| Short exercise |
Pull every "小学家校共育调查问卷" line out of the data below.

| Materials provided |
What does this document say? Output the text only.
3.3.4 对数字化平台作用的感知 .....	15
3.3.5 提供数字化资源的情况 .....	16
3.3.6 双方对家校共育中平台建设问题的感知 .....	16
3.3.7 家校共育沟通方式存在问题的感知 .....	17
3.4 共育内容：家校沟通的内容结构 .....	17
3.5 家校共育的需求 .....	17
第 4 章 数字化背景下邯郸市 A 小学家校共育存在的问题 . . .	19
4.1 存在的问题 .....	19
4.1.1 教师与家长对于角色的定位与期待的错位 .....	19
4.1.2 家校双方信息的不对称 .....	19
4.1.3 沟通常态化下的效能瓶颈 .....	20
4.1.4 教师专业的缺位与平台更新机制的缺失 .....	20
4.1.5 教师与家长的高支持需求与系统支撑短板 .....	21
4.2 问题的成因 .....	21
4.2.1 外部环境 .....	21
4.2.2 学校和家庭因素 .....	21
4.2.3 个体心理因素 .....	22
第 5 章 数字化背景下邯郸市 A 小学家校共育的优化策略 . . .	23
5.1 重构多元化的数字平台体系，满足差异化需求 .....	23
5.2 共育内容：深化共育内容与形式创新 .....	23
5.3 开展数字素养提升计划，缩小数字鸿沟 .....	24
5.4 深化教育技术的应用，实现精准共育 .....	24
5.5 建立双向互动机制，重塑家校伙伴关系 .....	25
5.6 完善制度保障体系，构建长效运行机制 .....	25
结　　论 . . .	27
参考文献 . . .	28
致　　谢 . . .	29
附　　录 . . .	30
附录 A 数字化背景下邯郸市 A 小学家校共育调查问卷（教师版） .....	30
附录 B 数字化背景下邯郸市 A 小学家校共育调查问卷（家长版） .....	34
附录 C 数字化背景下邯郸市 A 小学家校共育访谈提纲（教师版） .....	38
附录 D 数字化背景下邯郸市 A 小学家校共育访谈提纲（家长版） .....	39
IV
* * *
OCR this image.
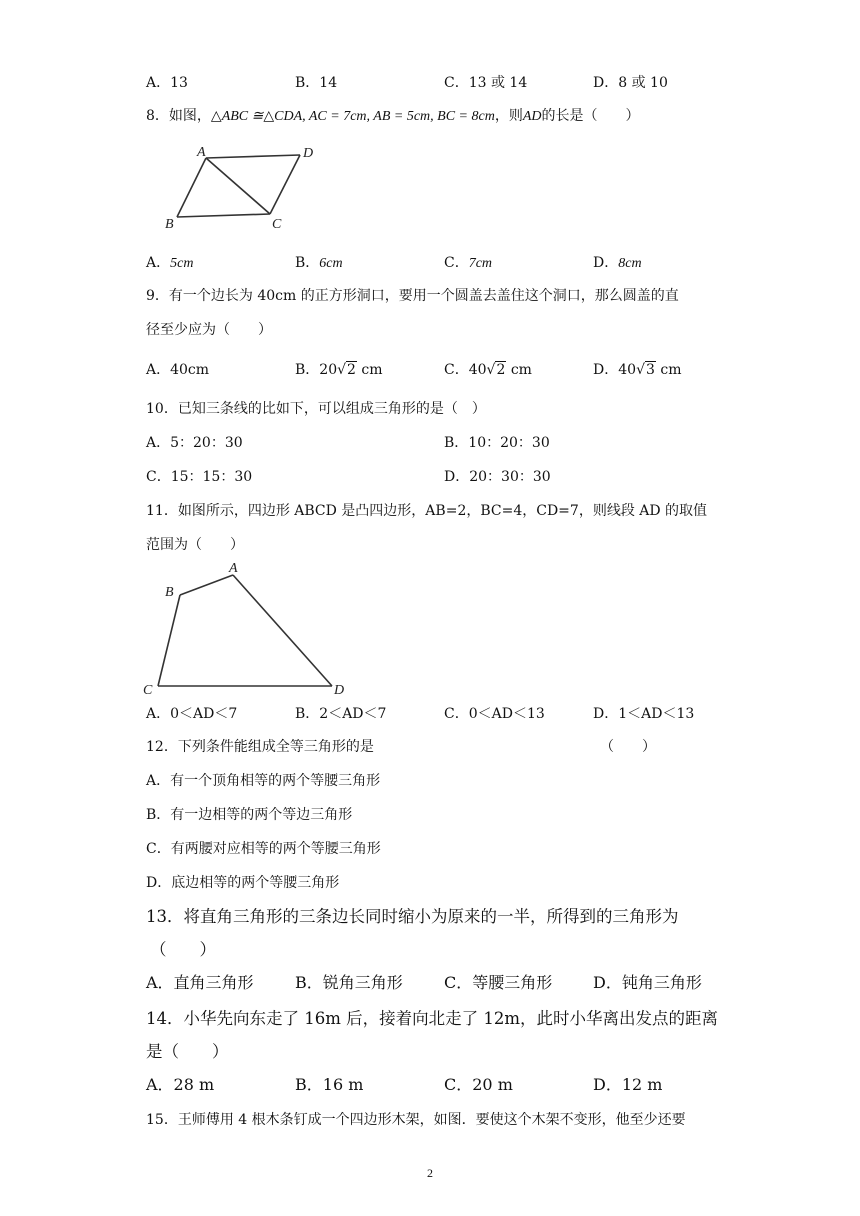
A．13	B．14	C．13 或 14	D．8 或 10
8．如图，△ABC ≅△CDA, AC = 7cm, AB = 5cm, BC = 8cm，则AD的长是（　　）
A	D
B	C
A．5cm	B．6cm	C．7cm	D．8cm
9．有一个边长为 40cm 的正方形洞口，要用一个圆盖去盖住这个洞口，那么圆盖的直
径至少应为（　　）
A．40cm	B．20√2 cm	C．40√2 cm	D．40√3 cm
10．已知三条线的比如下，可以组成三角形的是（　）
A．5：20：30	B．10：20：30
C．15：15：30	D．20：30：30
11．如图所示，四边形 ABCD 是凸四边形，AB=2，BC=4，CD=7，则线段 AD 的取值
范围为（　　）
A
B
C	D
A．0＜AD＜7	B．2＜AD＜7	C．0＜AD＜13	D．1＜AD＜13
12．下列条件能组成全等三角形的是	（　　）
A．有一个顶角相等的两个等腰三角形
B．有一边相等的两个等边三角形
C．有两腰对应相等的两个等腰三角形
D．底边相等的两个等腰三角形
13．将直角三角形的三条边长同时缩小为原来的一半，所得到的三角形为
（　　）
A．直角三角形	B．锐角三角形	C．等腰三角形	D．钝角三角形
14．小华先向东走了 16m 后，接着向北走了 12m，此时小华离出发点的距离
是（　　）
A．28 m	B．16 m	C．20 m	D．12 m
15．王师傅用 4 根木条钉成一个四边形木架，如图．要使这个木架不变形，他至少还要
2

| Response for this exercise |
附录 A 数字化背景下邯郸市 A 小学家校共育调查问卷（教师版） .....	30
附录 B 数字化背景下邯郸市 A 小学家校共育调查问卷（家长版） .....	34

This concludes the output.